» **PROBLEM DESCRIPTION**: Below are the records; collect from them each line containing the string "biosynthetic".

» **EXERCISE MATERIAL**:
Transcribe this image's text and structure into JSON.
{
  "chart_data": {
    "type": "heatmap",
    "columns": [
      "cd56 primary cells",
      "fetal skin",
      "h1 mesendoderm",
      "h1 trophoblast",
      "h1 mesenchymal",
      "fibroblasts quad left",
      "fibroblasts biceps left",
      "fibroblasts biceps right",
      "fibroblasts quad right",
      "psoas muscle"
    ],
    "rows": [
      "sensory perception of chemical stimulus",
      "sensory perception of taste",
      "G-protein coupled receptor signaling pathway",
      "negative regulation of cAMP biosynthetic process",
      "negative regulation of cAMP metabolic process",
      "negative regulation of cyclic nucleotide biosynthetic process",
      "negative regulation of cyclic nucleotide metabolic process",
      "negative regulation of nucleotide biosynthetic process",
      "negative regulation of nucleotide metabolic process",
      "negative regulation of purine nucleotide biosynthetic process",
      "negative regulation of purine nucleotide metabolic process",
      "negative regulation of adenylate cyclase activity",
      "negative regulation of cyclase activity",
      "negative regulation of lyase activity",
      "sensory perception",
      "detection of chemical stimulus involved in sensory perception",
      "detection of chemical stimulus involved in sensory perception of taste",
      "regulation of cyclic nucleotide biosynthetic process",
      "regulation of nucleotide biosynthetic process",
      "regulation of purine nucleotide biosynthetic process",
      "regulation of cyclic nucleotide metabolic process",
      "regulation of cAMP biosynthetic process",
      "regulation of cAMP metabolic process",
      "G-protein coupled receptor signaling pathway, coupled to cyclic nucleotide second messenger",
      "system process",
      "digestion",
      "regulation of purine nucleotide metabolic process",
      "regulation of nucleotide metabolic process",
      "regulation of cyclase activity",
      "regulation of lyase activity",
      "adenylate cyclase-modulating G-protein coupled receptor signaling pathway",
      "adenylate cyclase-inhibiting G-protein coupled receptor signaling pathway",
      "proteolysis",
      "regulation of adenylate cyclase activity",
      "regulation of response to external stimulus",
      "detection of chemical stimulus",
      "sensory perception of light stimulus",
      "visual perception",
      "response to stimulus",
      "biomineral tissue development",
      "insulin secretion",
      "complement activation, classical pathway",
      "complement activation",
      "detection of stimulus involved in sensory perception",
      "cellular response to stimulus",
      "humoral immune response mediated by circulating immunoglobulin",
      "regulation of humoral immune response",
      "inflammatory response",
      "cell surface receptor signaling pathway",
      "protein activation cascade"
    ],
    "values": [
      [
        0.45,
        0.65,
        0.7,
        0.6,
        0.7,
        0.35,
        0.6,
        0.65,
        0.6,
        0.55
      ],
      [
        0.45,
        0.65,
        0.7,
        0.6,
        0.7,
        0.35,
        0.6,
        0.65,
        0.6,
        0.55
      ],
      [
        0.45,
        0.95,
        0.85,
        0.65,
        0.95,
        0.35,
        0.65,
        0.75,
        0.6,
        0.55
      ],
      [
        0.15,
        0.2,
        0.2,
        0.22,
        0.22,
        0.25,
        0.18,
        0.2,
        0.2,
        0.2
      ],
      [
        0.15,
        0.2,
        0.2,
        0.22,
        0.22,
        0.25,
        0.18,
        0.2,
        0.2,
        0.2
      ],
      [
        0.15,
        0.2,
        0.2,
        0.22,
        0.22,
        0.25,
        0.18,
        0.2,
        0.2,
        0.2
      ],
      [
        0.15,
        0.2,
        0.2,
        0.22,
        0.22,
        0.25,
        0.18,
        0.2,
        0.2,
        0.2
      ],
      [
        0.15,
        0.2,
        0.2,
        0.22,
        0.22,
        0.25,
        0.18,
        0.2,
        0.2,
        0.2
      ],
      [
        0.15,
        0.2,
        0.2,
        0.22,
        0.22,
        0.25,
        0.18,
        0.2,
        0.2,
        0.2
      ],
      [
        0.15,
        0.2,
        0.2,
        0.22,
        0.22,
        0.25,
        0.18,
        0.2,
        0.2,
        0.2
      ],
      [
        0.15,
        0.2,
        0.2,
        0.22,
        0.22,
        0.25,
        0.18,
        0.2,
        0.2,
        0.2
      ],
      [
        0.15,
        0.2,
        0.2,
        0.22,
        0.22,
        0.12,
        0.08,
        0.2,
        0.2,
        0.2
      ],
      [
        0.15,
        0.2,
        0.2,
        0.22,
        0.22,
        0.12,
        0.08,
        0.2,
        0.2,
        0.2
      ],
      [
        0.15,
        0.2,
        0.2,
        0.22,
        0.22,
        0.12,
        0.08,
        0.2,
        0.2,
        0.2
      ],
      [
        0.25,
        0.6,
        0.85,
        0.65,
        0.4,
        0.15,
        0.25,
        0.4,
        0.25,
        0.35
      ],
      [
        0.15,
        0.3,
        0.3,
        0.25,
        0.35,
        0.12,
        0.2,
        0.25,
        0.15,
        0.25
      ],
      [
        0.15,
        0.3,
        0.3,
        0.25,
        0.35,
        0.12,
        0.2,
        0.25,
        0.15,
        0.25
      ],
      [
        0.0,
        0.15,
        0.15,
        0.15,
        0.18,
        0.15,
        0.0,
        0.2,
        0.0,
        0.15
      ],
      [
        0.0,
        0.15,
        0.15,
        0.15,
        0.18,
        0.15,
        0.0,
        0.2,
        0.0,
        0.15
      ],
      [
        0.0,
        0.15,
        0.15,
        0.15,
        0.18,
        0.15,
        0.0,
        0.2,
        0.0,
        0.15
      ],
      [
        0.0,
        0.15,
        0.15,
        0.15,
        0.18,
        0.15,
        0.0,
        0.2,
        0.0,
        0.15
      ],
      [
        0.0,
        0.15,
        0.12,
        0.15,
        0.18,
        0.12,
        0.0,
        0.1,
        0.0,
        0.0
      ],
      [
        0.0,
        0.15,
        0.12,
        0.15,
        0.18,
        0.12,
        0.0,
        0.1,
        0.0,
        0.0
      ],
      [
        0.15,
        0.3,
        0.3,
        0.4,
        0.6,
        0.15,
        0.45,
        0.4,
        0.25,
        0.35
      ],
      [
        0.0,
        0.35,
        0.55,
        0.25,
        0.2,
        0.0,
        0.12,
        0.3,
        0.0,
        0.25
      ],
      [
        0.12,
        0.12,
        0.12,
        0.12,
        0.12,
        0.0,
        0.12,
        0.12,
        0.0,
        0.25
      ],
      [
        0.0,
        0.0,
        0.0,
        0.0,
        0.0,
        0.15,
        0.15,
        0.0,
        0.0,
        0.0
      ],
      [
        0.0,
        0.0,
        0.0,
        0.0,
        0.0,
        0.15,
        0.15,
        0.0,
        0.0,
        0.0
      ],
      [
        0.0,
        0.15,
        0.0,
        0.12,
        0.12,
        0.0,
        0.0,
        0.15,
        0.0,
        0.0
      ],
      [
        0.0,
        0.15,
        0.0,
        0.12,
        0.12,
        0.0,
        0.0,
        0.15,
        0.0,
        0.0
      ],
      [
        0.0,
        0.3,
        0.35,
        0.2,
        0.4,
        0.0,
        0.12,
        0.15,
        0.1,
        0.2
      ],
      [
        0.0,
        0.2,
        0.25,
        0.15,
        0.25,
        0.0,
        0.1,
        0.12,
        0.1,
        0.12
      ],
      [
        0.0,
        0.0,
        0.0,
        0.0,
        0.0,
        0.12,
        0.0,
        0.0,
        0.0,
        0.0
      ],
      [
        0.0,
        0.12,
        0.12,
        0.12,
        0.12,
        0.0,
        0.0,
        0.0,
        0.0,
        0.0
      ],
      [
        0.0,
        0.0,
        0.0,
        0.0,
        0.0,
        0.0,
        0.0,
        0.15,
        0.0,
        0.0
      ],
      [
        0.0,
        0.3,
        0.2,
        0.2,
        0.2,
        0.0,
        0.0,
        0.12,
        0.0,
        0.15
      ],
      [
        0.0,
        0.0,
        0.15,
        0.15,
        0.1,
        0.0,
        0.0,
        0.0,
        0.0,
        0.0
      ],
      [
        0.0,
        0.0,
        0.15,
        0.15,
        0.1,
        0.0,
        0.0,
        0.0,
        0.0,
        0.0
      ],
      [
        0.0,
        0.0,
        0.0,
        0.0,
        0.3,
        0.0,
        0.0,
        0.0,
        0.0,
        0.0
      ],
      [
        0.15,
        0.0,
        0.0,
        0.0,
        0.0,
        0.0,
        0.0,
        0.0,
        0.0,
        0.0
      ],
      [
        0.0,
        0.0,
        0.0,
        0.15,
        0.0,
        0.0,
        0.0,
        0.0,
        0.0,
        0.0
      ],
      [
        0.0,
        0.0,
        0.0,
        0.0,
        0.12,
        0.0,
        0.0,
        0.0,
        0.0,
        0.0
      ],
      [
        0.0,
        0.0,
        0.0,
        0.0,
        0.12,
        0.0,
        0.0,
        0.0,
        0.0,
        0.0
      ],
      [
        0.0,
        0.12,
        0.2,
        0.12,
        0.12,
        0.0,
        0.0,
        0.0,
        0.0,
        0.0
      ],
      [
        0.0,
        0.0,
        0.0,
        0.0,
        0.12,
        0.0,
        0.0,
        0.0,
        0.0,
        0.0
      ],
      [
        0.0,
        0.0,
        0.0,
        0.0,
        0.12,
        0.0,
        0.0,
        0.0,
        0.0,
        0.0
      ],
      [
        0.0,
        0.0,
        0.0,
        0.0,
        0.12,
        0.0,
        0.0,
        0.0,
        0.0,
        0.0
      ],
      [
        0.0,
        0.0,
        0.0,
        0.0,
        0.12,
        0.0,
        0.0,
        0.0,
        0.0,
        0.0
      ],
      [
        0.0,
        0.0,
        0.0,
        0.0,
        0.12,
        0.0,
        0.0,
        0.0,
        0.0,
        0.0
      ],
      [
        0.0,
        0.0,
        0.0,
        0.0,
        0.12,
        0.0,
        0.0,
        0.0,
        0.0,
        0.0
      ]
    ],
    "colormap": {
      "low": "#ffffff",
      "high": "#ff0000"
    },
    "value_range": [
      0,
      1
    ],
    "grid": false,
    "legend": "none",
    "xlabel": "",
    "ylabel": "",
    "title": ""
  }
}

» **TASK SOLUTION**:
      "negative regulation of cAMP biosynthetic process",
      "negative regulation of cyclic nucleotide biosynthetic process",
      "negative regulation of nucleotide biosynthetic process",
      "negative regulation of purine nucleotide biosynthetic process",
      "regulation of cyclic nucleotide biosynthetic process",
      "regulation of nucleotide biosynthetic process",
      "regulation of purine nucleotide biosynthetic process",
      "regulation of cAMP biosynthetic process",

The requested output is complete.